| Written instruction |
Extract the whole listing as it stands. Do not include the pictures.

* BEGIN Data extract *

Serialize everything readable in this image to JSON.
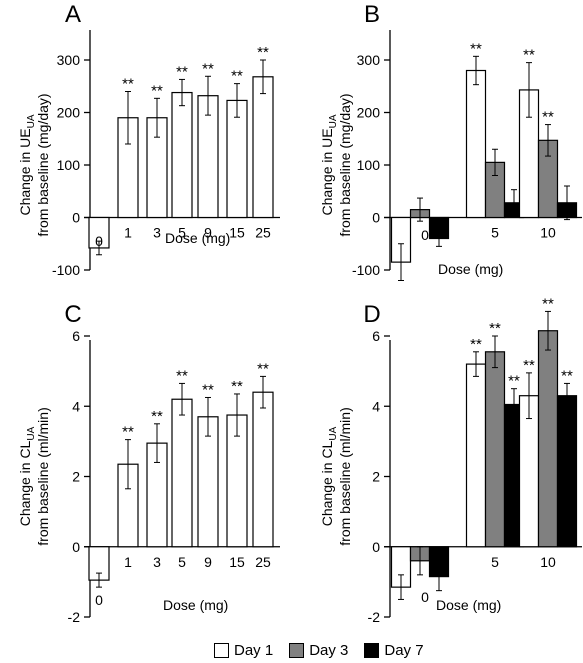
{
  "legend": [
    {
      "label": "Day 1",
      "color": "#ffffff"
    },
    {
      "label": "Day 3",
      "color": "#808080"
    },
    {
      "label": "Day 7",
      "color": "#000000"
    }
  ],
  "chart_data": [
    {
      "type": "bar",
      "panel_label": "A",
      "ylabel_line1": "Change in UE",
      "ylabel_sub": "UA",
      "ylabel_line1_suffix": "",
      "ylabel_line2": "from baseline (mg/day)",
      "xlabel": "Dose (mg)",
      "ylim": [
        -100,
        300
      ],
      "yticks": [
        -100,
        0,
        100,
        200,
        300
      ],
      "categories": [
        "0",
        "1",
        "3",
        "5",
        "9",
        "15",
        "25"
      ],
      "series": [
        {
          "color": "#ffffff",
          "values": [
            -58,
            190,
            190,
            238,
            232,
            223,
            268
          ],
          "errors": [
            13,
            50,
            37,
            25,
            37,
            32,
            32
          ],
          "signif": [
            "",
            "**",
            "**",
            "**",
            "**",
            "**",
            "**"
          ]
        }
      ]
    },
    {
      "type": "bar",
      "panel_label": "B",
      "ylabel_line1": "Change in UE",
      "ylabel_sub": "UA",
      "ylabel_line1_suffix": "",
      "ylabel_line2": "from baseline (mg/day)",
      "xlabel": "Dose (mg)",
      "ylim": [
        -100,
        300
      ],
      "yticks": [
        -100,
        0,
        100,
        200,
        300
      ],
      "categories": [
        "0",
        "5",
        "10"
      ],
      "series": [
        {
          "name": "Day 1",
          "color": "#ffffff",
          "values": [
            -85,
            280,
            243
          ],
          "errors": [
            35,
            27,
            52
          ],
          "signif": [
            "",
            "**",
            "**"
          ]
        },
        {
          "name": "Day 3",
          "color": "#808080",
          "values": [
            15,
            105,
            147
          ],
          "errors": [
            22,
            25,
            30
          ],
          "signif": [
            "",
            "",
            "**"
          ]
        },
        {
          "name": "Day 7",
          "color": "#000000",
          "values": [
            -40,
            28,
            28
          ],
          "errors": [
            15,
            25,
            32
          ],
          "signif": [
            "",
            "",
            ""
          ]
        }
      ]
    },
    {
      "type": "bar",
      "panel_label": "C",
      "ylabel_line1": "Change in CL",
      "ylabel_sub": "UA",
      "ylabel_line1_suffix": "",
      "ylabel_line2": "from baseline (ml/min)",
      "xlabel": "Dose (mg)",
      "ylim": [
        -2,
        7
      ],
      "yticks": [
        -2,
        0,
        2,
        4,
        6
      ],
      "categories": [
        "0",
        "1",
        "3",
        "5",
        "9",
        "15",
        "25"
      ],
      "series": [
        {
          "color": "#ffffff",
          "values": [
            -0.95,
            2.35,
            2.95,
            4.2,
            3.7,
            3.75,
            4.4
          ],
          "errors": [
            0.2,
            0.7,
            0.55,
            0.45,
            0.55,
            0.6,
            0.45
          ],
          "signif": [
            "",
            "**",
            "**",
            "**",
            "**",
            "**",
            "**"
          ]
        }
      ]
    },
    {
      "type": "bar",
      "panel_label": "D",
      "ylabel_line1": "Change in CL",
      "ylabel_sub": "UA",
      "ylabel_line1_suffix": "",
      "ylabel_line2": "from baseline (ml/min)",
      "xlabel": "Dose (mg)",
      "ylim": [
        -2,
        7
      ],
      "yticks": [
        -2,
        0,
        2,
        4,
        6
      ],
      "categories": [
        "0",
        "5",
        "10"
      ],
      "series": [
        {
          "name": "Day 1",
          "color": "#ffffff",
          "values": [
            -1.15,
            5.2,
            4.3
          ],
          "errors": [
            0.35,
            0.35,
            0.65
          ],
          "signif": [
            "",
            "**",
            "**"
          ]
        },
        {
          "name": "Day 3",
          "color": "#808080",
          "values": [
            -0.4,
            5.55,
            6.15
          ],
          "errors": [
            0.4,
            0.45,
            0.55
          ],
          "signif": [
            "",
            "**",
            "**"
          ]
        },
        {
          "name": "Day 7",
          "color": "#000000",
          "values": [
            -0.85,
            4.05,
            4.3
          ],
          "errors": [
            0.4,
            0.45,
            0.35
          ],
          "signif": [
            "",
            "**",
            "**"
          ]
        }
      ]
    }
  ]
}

* END Data extract *

| Exercise output |
Serialize everything readable in this image to JSON.
{
  "legend": [
    {
      "label": "Day 1",
      "color": "#ffffff"
    },
    {
      "label": "Day 3",
      "color": "#808080"
    },
    {
      "label": "Day 7",
      "color": "#000000"
    }
  ],
  "chart_data": [
    {
      "type": "bar",
      "panel_label": "A",
      "ylabel_line1": "Change in UE",
      "ylabel_sub": "UA",
      "ylabel_line1_suffix": "",
      "ylabel_line2": "from baseline (mg/day)",
      "xlabel": "Dose (mg)",
      "ylim": [
        -100,
        300
      ],
      "yticks": [
        -100,
        0,
        100,
        200,
        300
      ],
      "categories": [
        "0",
        "1",
        "3",
        "5",
        "9",
        "15",
        "25"
      ],
      "series": [
        {
          "color": "#ffffff",
          "values": [
            -58,
            190,
            190,
            238,
            232,
            223,
            268
          ],
          "errors": [
            13,
            50,
            37,
            25,
            37,
            32,
            32
          ],
          "signif": [
            "",
            "**",
            "**",
            "**",
            "**",
            "**",
            "**"
          ]
        }
      ]
    },
    {
      "type": "bar",
      "panel_label": "B",
      "ylabel_line1": "Change in UE",
      "ylabel_sub": "UA",
      "ylabel_line1_suffix": "",
      "ylabel_line2": "from baseline (mg/day)",
      "xlabel": "Dose (mg)",
      "ylim": [
        -100,
        300
      ],
      "yticks": [
        -100,
        0,
        100,
        200,
        300
      ],
      "categories": [
        "0",
        "5",
        "10"
      ],
      "series": [
        {
          "name": "Day 1",
          "color": "#ffffff",
          "values": [
            -85,
            280,
            243
          ],
          "errors": [
            35,
            27,
            52
          ],
          "signif": [
            "",
            "**",
            "**"
          ]
        },
        {
          "name": "Day 3",
          "color": "#808080",
          "values": [
            15,
            105,
            147
          ],
          "errors": [
            22,
            25,
            30
          ],
          "signif": [
            "",
            "",
            "**"
          ]
        },
        {
          "name": "Day 7",
          "color": "#000000",
          "values": [
            -40,
            28,
            28
          ],
          "errors": [
            15,
            25,
            32
          ],
          "signif": [
            "",
            "",
            ""
          ]
        }
      ]
    },
    {
      "type": "bar",
      "panel_label": "C",
      "ylabel_line1": "Change in CL",
      "ylabel_sub": "UA",
      "ylabel_line1_suffix": "",
      "ylabel_line2": "from baseline (ml/min)",
      "xlabel": "Dose (mg)",
      "ylim": [
        -2,
        7
      ],
      "yticks": [
        -2,
        0,
        2,
        4,
        6
      ],
      "categories": [
        "0",
        "1",
        "3",
        "5",
        "9",
        "15",
        "25"
      ],
      "series": [
        {
          "color": "#ffffff",
          "values": [
            -0.95,
            2.35,
            2.95,
            4.2,
            3.7,
            3.75,
            4.4
          ],
          "errors": [
            0.2,
            0.7,
            0.55,
            0.45,
            0.55,
            0.6,
            0.45
          ],
          "signif": [
            "",
            "**",
            "**",
            "**",
            "**",
            "**",
            "**"
          ]
        }
      ]
    },
    {
      "type": "bar",
      "panel_label": "D",
      "ylabel_line1": "Change in CL",
      "ylabel_sub": "UA",
      "ylabel_line1_suffix": "",
      "ylabel_line2": "from baseline (ml/min)",
      "xlabel": "Dose (mg)",
      "ylim": [
        -2,
        7
      ],
      "yticks": [
        -2,
        0,
        2,
        4,
        6
      ],
      "categories": [
        "0",
        "5",
        "10"
      ],
      "series": [
        {
          "name": "Day 1",
          "color": "#ffffff",
          "values": [
            -1.15,
            5.2,
            4.3
          ],
          "errors": [
            0.35,
            0.35,
            0.65
          ],
          "signif": [
            "",
            "**",
            "**"
          ]
        },
        {
          "name": "Day 3",
          "color": "#808080",
          "values": [
            -0.4,
            5.55,
            6.15
          ],
          "errors": [
            0.4,
            0.45,
            0.55
          ],
          "signif": [
            "",
            "**",
            "**"
          ]
        },
        {
          "name": "Day 7",
          "color": "#000000",
          "values": [
            -0.85,
            4.05,
            4.3
          ],
          "errors": [
            0.4,
            0.45,
            0.35
          ],
          "signif": [
            "",
            "**",
            "**"
          ]
        }
      ]
    }
  ]
}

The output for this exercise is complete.